>> start LISTED ENTRIES
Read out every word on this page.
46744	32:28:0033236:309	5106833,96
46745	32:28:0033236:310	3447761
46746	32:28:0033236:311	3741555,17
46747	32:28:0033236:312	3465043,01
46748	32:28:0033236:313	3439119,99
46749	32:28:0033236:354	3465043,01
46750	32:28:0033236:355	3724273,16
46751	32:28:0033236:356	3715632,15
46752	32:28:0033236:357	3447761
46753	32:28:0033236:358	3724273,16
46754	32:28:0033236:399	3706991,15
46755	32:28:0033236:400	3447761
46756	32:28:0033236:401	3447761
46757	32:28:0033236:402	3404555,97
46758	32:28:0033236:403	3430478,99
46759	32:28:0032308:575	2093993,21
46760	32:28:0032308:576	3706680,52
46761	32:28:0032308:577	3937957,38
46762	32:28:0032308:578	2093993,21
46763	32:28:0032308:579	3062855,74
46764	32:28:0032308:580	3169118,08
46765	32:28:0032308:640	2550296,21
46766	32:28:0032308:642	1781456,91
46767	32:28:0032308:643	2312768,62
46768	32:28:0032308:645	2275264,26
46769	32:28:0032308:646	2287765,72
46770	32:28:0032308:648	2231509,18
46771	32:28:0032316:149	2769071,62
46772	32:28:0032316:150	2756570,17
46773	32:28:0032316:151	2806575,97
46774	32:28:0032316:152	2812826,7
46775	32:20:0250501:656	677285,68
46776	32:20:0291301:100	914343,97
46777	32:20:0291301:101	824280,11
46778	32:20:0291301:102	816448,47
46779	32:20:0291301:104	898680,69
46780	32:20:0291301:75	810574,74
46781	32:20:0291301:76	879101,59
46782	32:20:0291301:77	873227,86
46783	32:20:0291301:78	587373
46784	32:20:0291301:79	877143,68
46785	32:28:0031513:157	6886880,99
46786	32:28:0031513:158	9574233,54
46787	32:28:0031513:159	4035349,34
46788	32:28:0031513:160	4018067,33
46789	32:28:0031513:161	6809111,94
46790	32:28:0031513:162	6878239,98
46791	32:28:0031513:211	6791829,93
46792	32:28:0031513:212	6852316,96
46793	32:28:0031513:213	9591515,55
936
>> end LISTED ENTRIES
>> start LISTED ENTRIES
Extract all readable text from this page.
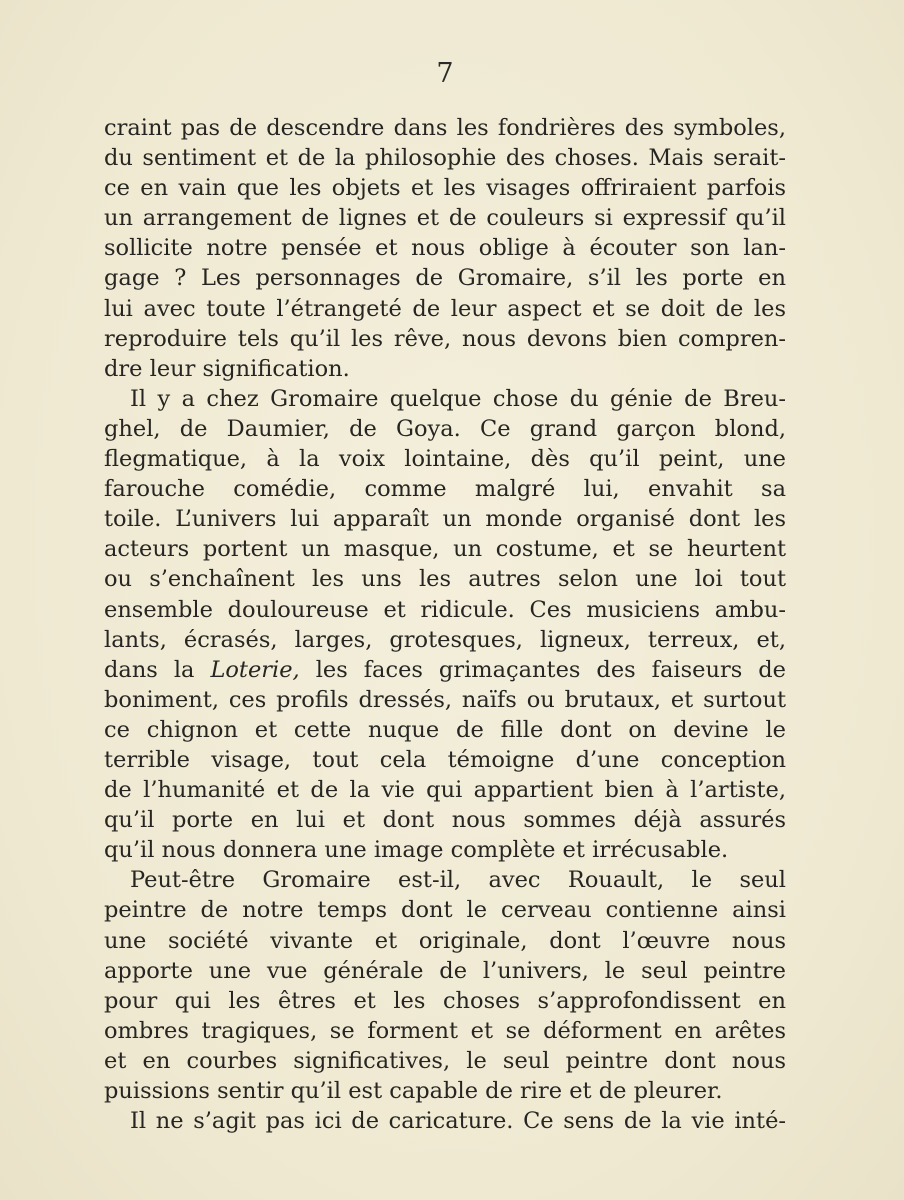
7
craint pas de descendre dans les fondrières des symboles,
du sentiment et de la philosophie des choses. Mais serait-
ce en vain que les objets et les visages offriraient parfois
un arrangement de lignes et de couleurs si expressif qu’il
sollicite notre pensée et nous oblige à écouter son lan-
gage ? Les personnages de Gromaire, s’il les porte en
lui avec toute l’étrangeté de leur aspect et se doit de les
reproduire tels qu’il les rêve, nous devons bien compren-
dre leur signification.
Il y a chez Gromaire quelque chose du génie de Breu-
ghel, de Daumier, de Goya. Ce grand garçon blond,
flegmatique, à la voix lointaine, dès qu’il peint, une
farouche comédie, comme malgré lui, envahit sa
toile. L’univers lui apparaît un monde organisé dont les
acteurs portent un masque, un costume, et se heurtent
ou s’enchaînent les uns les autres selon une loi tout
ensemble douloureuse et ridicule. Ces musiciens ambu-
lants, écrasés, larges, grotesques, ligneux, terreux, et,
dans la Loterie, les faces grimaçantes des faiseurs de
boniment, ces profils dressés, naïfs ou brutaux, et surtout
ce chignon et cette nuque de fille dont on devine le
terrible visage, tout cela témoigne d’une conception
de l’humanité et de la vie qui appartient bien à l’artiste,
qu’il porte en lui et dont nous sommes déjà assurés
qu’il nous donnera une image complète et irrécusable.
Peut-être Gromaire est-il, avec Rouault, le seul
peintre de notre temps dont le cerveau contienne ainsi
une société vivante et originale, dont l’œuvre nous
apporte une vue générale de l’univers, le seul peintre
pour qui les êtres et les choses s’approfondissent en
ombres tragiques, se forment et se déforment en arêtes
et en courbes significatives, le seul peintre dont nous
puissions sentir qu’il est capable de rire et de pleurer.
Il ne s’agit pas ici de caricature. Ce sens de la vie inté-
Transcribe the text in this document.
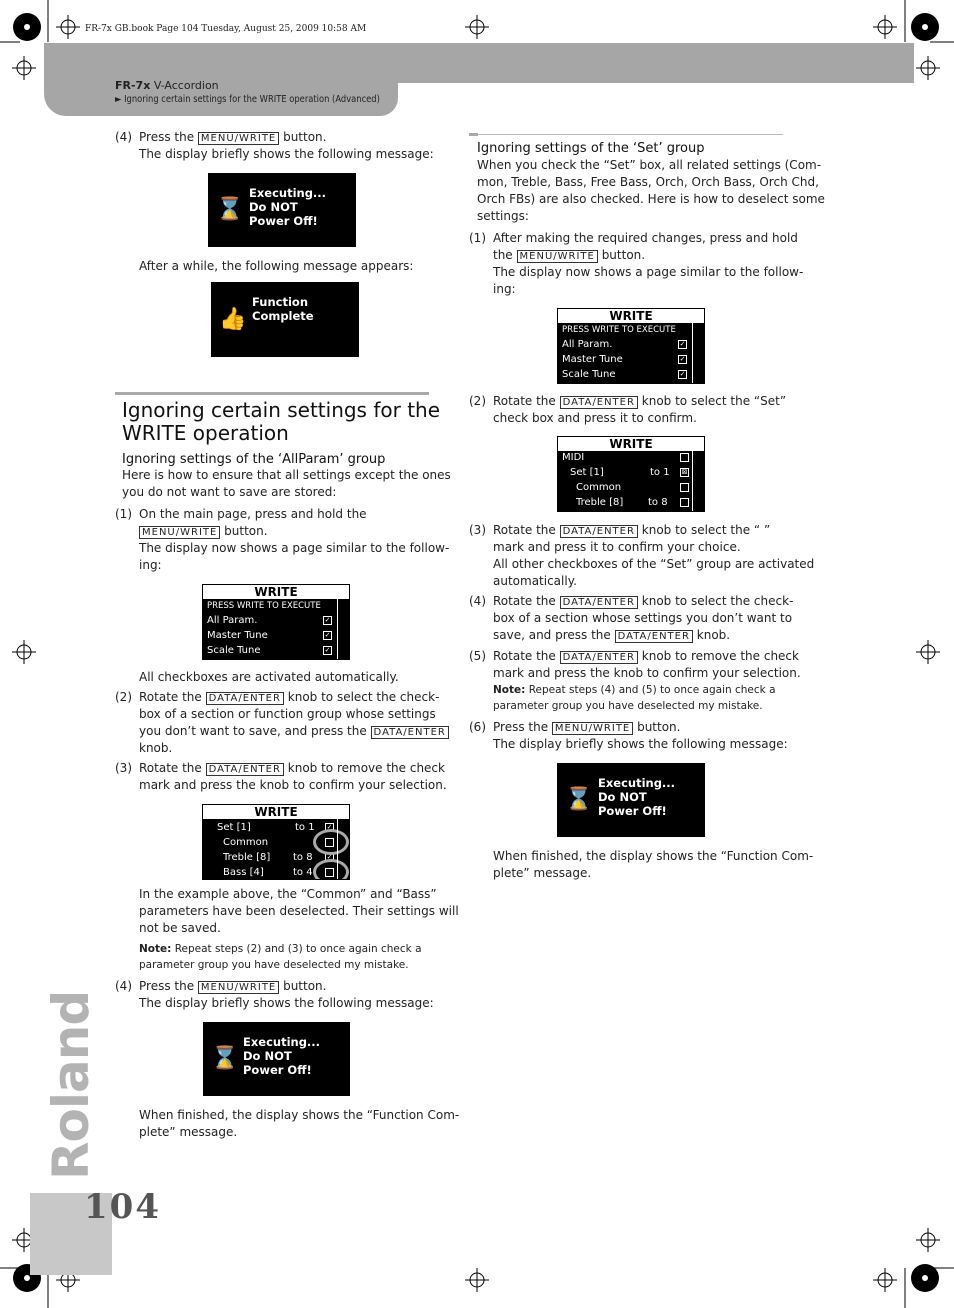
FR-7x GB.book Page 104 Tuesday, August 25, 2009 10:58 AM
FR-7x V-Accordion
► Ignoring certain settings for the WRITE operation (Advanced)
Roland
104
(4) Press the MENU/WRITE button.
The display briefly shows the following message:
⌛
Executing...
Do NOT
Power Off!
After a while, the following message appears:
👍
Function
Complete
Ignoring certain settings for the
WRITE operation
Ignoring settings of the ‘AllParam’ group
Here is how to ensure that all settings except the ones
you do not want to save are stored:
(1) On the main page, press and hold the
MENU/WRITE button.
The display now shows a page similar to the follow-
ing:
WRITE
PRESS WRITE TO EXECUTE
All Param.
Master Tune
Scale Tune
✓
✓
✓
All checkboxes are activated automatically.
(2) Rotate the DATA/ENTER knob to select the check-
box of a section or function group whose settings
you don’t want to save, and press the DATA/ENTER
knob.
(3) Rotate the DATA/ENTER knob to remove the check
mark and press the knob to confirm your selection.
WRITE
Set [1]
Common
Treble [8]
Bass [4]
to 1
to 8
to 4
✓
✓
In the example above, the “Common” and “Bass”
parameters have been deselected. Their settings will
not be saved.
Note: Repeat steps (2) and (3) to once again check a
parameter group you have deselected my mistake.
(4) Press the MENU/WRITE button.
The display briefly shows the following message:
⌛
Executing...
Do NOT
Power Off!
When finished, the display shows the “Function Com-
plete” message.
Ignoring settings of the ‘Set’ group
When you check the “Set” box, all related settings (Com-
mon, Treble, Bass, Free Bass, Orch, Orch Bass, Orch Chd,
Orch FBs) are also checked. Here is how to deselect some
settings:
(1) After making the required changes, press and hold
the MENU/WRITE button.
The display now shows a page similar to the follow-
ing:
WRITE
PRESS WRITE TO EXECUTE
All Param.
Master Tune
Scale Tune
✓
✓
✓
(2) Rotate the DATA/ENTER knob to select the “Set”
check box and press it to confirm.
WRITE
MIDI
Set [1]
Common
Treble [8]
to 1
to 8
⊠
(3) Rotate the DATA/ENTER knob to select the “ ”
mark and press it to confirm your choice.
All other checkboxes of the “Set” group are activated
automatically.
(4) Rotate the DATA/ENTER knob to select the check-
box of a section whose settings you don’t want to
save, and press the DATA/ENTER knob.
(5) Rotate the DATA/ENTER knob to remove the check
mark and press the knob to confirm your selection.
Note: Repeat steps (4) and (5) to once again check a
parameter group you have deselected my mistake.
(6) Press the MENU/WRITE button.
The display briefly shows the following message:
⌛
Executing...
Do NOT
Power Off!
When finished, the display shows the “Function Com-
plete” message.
>> end LISTED ENTRIES
>> start LISTED ENTRIES
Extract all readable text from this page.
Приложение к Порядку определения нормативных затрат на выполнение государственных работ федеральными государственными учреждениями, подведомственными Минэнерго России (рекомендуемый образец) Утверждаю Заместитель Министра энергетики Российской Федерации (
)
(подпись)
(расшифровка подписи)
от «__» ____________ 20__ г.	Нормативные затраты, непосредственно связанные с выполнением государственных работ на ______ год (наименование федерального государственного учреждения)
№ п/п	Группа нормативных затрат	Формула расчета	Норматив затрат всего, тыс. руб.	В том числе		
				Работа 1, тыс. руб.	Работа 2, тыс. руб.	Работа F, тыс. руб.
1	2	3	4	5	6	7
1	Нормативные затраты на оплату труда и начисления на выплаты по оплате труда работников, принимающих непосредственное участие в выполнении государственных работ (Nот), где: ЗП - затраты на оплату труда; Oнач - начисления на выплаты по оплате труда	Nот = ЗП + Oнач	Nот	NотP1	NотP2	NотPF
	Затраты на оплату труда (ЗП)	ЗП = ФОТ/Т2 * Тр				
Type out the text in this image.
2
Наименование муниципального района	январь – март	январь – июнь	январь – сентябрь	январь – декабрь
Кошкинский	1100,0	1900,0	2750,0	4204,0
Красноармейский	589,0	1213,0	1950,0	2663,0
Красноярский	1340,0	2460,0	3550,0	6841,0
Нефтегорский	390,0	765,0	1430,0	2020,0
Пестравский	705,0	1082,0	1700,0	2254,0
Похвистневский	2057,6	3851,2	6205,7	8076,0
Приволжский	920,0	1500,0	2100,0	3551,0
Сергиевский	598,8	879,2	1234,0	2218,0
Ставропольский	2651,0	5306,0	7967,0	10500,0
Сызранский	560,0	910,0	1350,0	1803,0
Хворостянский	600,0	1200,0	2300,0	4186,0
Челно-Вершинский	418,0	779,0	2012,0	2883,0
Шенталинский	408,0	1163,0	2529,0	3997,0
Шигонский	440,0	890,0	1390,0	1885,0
>> end LISTED ENTRIES
▶ DIRECTIONS FOR THIS TASK: Return every line above in which the string "button" occurs.

▶ REPLY TO THE EXERCISE:
(4) Press the MENU/WRITE button.
MENU/WRITE button.
(4) Press the MENU/WRITE button.
the MENU/WRITE button.
(6) Press the MENU/WRITE button.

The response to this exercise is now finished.